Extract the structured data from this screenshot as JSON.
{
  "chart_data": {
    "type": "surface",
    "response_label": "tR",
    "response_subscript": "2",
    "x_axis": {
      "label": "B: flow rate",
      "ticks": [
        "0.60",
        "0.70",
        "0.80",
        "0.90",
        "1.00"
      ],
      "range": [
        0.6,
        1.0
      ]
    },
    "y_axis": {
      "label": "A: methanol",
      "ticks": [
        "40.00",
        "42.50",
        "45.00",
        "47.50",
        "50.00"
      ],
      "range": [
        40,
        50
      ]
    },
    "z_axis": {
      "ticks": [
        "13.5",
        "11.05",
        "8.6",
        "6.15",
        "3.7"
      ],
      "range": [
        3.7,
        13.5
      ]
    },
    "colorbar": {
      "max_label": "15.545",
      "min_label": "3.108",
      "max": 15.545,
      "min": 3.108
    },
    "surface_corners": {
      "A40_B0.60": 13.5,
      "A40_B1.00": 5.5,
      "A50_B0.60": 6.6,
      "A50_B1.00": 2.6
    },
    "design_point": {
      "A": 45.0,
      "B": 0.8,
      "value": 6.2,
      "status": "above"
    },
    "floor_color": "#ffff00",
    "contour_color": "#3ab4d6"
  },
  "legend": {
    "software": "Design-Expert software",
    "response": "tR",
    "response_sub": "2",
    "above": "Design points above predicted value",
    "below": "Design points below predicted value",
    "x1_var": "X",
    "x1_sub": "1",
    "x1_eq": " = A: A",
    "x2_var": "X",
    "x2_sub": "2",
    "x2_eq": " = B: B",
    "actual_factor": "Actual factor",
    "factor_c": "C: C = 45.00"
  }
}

..............................

## Stated task
Show the lines of the material that contain the word "points".

## Answer to the task
    "above": "Design points above predicted value",
    "below": "Design points below predicted value",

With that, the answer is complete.